EXERCISE GOAL: Reproduce the material as a numbered list, starting at its first line and ending at the line containing "- Point: [818, 641, 841, 656]", with both included and blank lines omitted.

TASK INPUT:

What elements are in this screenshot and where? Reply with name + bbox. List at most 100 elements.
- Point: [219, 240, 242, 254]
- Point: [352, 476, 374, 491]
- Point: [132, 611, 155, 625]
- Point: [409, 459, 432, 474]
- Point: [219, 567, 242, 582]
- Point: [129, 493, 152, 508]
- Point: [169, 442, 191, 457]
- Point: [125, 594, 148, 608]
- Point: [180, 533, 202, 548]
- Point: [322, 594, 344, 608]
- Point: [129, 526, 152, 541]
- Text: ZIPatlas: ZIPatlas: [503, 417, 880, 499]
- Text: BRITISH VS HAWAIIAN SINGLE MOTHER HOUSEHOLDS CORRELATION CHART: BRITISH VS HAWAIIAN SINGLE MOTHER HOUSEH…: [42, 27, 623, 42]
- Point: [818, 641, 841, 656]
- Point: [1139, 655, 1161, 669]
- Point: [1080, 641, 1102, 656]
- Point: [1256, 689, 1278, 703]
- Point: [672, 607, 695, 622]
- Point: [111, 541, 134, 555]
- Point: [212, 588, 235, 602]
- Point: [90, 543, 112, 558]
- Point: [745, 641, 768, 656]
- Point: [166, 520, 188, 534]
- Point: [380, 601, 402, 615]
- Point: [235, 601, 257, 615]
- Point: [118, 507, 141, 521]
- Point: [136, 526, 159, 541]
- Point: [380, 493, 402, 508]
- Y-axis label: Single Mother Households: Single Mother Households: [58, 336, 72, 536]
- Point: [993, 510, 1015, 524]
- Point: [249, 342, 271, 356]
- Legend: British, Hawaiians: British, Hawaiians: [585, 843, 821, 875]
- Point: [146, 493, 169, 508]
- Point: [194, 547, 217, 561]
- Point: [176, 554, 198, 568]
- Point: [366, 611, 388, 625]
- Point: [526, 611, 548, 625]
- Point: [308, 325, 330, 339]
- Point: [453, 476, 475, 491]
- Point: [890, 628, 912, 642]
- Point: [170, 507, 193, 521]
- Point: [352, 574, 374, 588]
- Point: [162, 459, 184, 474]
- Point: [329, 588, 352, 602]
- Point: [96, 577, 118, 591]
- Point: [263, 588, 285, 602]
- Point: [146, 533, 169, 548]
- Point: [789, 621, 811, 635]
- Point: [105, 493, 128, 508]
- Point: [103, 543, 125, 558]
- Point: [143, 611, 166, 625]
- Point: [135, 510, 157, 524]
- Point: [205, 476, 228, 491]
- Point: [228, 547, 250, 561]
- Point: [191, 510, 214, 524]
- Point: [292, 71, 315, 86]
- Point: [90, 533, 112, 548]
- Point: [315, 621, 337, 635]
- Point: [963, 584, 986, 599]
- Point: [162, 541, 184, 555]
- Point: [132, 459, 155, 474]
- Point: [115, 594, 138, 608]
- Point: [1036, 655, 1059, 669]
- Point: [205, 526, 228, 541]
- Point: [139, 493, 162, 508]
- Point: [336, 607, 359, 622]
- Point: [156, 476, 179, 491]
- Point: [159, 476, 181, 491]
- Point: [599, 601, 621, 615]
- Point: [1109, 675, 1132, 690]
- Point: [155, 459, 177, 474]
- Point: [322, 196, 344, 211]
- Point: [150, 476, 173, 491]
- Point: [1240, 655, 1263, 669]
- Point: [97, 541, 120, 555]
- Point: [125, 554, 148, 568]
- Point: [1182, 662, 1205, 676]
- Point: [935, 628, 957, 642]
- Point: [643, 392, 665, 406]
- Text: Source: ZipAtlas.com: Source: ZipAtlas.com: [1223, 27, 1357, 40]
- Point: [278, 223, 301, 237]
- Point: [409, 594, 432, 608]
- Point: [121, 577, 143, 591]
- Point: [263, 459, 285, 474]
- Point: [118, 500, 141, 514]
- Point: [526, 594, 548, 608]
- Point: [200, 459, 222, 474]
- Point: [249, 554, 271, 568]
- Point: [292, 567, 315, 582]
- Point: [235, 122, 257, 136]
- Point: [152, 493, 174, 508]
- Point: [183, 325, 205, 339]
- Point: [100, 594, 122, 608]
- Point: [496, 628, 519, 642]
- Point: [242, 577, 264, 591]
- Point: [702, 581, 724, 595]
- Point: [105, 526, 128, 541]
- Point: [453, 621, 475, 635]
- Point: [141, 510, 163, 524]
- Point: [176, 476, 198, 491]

ANSWER TO THIS PROBLEM:
1. What elements are in this screenshot and where? Reply with name + bbox. List at most 100 elements.
2. - Point: [219, 240, 242, 254]
3. - Point: [352, 476, 374, 491]
4. - Point: [132, 611, 155, 625]
5. - Point: [409, 459, 432, 474]
6. - Point: [219, 567, 242, 582]
7. - Point: [129, 493, 152, 508]
8. - Point: [169, 442, 191, 457]
9. - Point: [125, 594, 148, 608]
10. - Point: [180, 533, 202, 548]
11. - Point: [322, 594, 344, 608]
12. - Point: [129, 526, 152, 541]
13. - Text: ZIPatlas: ZIPatlas: [503, 417, 880, 499]
14. - Text: BRITISH VS HAWAIIAN SINGLE MOTHER HOUSEHOLDS CORRELATION CHART: BRITISH VS HAWAIIAN SINGLE MOTHER HOUSEH…: [42, 27, 623, 42]
15. - Point: [818, 641, 841, 656]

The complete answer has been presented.